_Listed entries:_
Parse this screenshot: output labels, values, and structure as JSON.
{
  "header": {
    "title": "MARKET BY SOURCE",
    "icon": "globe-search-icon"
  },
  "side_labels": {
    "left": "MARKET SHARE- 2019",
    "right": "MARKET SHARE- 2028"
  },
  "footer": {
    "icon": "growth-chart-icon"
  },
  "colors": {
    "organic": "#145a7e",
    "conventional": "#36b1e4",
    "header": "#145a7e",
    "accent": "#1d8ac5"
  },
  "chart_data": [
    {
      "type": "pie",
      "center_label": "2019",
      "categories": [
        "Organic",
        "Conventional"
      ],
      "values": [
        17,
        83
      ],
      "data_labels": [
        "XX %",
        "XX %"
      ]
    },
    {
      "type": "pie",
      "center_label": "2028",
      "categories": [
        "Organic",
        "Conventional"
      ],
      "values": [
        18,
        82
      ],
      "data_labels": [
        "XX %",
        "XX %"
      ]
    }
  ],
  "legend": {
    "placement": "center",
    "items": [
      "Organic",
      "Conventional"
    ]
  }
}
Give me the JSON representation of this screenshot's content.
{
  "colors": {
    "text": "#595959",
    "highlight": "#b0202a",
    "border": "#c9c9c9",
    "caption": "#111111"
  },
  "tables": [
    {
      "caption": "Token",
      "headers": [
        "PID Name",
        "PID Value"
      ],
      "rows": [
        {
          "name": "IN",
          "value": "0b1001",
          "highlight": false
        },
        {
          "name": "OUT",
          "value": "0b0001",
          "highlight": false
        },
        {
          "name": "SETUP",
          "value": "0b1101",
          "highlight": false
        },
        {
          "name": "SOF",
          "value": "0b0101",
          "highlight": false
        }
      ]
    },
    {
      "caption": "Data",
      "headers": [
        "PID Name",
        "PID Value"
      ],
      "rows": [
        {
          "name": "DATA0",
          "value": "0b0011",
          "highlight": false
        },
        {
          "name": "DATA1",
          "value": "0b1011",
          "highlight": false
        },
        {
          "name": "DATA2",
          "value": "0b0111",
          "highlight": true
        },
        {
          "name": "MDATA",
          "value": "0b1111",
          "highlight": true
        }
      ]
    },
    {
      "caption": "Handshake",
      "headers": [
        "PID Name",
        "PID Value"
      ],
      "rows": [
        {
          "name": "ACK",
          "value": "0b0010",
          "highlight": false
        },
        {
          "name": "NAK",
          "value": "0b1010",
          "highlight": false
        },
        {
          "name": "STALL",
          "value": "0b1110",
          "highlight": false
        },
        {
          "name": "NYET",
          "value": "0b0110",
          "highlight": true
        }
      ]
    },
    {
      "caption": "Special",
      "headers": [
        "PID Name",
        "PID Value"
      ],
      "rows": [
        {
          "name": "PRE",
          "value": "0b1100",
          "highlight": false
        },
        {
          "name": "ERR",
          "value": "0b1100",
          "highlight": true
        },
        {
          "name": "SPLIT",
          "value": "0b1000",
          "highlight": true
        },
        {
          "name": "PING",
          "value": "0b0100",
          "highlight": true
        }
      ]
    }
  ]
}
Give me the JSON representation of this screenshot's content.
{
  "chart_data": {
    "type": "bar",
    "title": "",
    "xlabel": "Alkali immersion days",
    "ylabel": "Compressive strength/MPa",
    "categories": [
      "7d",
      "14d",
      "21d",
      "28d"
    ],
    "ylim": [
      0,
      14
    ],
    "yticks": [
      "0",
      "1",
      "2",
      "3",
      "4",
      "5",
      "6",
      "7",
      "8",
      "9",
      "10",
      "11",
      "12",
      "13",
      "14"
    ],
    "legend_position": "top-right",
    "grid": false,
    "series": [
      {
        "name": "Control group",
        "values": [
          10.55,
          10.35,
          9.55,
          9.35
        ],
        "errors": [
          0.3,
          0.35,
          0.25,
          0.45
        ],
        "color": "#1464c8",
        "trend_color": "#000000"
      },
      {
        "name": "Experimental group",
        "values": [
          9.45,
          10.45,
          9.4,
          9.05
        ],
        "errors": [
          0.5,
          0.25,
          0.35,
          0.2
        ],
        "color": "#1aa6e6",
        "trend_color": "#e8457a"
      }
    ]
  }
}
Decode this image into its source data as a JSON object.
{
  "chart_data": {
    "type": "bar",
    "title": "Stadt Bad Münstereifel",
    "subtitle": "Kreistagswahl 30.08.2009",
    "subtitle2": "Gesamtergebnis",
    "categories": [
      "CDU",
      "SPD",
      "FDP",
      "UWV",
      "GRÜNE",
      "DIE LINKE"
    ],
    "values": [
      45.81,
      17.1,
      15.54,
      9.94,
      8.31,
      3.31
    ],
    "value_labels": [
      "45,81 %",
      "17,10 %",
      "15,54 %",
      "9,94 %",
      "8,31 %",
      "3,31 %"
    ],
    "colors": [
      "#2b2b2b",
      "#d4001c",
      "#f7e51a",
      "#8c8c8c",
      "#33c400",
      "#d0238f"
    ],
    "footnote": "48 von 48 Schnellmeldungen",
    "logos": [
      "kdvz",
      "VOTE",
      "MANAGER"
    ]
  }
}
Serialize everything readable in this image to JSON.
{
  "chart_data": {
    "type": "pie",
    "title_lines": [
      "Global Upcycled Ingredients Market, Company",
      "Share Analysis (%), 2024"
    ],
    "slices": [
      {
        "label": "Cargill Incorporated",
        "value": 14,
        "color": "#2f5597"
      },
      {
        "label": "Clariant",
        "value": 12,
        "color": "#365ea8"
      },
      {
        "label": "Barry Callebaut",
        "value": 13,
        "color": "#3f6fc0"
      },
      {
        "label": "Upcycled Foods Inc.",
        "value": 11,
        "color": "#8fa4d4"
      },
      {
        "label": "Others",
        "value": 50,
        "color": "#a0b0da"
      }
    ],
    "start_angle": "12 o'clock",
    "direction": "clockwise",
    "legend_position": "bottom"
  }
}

_What the task requires:_
Set down all of the data above, word for word.

_Problem solution:_
Parse this screenshot: output labels, values, and structure as JSON.
{
  "header": {
    "title": "MARKET BY SOURCE",
    "icon": "globe-search-icon"
  },
  "side_labels": {
    "left": "MARKET SHARE- 2019",
    "right": "MARKET SHARE- 2028"
  },
  "footer": {
    "icon": "growth-chart-icon"
  },
  "colors": {
    "organic": "#145a7e",
    "conventional": "#36b1e4",
    "header": "#145a7e",
    "accent": "#1d8ac5"
  },
  "chart_data": [
    {
      "type": "pie",
      "center_label": "2019",
      "categories": [
        "Organic",
        "Conventional"
      ],
      "values": [
        17,
        83
      ],
      "data_labels": [
        "XX %",
        "XX %"
      ]
    },
    {
      "type": "pie",
      "center_label": "2028",
      "categories": [
        "Organic",
        "Conventional"
      ],
      "values": [
        18,
        82
      ],
      "data_labels": [
        "XX %",
        "XX %"
      ]
    }
  ],
  "legend": {
    "placement": "center",
    "items": [
      "Organic",
      "Conventional"
    ]
  }
}
Give me the JSON representation of this screenshot's content.
{
  "colors": {
    "text": "#595959",
    "highlight": "#b0202a",
    "border": "#c9c9c9",
    "caption": "#111111"
  },
  "tables": [
    {
      "caption": "Token",
      "headers": [
        "PID Name",
        "PID Value"
      ],
      "rows": [
        {
          "name": "IN",
          "value": "0b1001",
          "highlight": false
        },
        {
          "name": "OUT",
          "value": "0b0001",
          "highlight": false
        },
        {
          "name": "SETUP",
          "value": "0b1101",
          "highlight": false
        },
        {
          "name": "SOF",
          "value": "0b0101",
          "highlight": false
        }
      ]
    },
    {
      "caption": "Data",
      "headers": [
        "PID Name",
        "PID Value"
      ],
      "rows": [
        {
          "name": "DATA0",
          "value": "0b0011",
          "highlight": false
        },
        {
          "name": "DATA1",
          "value": "0b1011",
          "highlight": false
        },
        {
          "name": "DATA2",
          "value": "0b0111",
          "highlight": true
        },
        {
          "name": "MDATA",
          "value": "0b1111",
          "highlight": true
        }
      ]
    },
    {
      "caption": "Handshake",
      "headers": [
        "PID Name",
        "PID Value"
      ],
      "rows": [
        {
          "name": "ACK",
          "value": "0b0010",
          "highlight": false
        },
        {
          "name": "NAK",
          "value": "0b1010",
          "highlight": false
        },
        {
          "name": "STALL",
          "value": "0b1110",
          "highlight": false
        },
        {
          "name": "NYET",
          "value": "0b0110",
          "highlight": true
        }
      ]
    },
    {
      "caption": "Special",
      "headers": [
        "PID Name",
        "PID Value"
      ],
      "rows": [
        {
          "name": "PRE",
          "value": "0b1100",
          "highlight": false
        },
        {
          "name": "ERR",
          "value": "0b1100",
          "highlight": true
        },
        {
          "name": "SPLIT",
          "value": "0b1000",
          "highlight": true
        },
        {
          "name": "PING",
          "value": "0b0100",
          "highlight": true
        }
      ]
    }
  ]
}
Give me the JSON representation of this screenshot's content.
{
  "chart_data": {
    "type": "bar",
    "title": "",
    "xlabel": "Alkali immersion days",
    "ylabel": "Compressive strength/MPa",
    "categories": [
      "7d",
      "14d",
      "21d",
      "28d"
    ],
    "ylim": [
      0,
      14
    ],
    "yticks": [
      "0",
      "1",
      "2",
      "3",
      "4",
      "5",
      "6",
      "7",
      "8",
      "9",
      "10",
      "11",
      "12",
      "13",
      "14"
    ],
    "legend_position": "top-right",
    "grid": false,
    "series": [
      {
        "name": "Control group",
        "values": [
          10.55,
          10.35,
          9.55,
          9.35
        ],
        "errors": [
          0.3,
          0.35,
          0.25,
          0.45
        ],
        "color": "#1464c8",
        "trend_color": "#000000"
      },
      {
        "name": "Experimental group",
        "values": [
          9.45,
          10.45,
          9.4,
          9.05
        ],
        "errors": [
          0.5,
          0.25,
          0.35,
          0.2
        ],
        "color": "#1aa6e6",
        "trend_color": "#e8457a"
      }
    ]
  }
}
Decode this image into its source data as a JSON object.
{
  "chart_data": {
    "type": "bar",
    "title": "Stadt Bad Münstereifel",
    "subtitle": "Kreistagswahl 30.08.2009",
    "subtitle2": "Gesamtergebnis",
    "categories": [
      "CDU",
      "SPD",
      "FDP",
      "UWV",
      "GRÜNE",
      "DIE LINKE"
    ],
    "values": [
      45.81,
      17.1,
      15.54,
      9.94,
      8.31,
      3.31
    ],
    "value_labels": [
      "45,81 %",
      "17,10 %",
      "15,54 %",
      "9,94 %",
      "8,31 %",
      "3,31 %"
    ],
    "colors": [
      "#2b2b2b",
      "#d4001c",
      "#f7e51a",
      "#8c8c8c",
      "#33c400",
      "#d0238f"
    ],
    "footnote": "48 von 48 Schnellmeldungen",
    "logos": [
      "kdvz",
      "VOTE",
      "MANAGER"
    ]
  }
}
Serialize everything readable in this image to JSON.
{
  "chart_data": {
    "type": "pie",
    "title_lines": [
      "Global Upcycled Ingredients Market, Company",
      "Share Analysis (%), 2024"
    ],
    "slices": [
      {
        "label": "Cargill Incorporated",
        "value": 14,
        "color": "#2f5597"
      },
      {
        "label": "Clariant",
        "value": 12,
        "color": "#365ea8"
      },
      {
        "label": "Barry Callebaut",
        "value": 13,
        "color": "#3f6fc0"
      },
      {
        "label": "Upcycled Foods Inc.",
        "value": 11,
        "color": "#8fa4d4"
      },
      {
        "label": "Others",
        "value": 50,
        "color": "#a0b0da"
      }
    ],
    "start_angle": "12 o'clock",
    "direction": "clockwise",
    "legend_position": "bottom"
  }
}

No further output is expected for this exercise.